**Problem statement**:
Copy every line that mentions the word "aprovação".

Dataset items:
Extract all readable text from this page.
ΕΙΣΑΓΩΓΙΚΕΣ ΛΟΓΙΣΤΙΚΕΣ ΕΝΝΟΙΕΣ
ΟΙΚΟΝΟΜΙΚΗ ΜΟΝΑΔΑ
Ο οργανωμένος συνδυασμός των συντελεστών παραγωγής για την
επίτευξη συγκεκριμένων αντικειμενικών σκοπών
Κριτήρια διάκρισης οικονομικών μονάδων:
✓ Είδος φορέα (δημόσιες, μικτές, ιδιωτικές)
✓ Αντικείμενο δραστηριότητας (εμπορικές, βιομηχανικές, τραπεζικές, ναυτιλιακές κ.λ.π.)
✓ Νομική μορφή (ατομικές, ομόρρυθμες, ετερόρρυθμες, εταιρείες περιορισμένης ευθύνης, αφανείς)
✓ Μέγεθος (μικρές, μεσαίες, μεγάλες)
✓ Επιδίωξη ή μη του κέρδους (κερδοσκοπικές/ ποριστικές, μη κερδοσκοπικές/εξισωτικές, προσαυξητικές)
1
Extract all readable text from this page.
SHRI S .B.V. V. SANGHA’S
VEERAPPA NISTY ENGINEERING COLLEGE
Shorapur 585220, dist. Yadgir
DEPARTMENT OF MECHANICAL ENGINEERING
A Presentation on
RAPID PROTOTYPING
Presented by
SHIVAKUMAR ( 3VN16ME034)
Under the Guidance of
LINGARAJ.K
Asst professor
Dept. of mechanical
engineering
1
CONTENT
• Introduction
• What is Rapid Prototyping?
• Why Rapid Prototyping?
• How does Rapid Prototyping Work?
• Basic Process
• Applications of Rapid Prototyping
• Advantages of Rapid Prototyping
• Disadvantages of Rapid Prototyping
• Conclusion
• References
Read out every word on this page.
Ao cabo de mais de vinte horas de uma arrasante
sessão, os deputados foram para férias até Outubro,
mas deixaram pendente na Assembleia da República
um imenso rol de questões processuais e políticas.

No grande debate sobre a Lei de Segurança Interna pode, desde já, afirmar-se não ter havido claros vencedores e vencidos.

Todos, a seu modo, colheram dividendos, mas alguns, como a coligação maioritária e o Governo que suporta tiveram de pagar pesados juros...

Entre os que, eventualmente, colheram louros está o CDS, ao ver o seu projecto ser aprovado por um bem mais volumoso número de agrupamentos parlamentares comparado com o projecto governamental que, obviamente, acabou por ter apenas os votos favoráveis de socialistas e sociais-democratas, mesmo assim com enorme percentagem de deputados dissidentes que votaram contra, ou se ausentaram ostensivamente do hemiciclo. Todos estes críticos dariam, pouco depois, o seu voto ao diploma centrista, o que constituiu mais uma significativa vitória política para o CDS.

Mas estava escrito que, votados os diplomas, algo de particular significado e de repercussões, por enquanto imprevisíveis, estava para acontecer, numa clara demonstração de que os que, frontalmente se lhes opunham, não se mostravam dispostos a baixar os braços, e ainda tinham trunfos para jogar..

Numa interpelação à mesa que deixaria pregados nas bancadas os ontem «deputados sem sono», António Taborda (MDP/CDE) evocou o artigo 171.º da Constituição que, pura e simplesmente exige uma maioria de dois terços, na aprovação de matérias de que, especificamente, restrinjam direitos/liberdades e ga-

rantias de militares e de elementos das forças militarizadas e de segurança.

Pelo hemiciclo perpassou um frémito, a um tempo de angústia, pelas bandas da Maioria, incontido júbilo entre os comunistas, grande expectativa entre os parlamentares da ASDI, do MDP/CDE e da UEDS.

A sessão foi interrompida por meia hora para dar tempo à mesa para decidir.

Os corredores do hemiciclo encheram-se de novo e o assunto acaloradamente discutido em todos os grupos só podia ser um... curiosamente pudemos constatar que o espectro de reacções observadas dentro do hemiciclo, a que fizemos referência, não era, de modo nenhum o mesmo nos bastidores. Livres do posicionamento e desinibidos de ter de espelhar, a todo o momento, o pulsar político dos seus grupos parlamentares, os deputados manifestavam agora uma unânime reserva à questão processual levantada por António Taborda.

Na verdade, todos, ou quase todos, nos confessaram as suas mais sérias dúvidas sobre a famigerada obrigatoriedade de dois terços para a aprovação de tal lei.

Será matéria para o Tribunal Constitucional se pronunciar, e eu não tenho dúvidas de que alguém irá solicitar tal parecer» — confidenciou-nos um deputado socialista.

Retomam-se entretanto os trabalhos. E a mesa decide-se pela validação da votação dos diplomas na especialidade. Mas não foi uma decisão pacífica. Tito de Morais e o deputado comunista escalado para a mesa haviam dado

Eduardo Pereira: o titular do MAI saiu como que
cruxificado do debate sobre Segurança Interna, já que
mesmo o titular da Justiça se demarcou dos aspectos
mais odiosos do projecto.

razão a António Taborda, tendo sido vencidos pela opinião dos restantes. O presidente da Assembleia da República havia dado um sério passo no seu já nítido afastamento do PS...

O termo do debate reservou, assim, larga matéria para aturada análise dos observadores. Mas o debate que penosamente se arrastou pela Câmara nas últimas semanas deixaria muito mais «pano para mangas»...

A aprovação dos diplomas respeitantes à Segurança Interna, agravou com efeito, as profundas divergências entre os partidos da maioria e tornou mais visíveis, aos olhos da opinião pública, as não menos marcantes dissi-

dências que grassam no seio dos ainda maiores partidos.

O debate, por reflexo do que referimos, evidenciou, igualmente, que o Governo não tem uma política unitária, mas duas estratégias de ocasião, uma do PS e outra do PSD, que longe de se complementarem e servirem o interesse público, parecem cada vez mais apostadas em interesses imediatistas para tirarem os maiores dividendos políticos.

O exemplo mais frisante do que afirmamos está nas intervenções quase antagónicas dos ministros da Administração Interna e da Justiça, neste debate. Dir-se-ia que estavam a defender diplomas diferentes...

**Answer below**:
Numa interpelação à mesa que deixaria pregados nas bancadas os ontem «deputados sem sono», António Taborda (MDP/CDE) evocou o artigo 171.º da Constituição que, pura e simplesmente exige uma maioria de dois terços, na aprovação de matérias de que, especificamente, restrinjam direitos/liberdades e ga-
Na verdade, todos, ou quase todos, nos confessaram as suas mais sérias dúvidas sobre a famigerada obrigatoriedade de dois terços para a aprovação de tal lei.
A aprovação dos diplomas respeitantes à Segurança Interna, agravou com efeito, as profundas divergências entre os partidos da maioria e tornou mais visíveis, aos olhos da opinião pública, as não menos marcantes dissi-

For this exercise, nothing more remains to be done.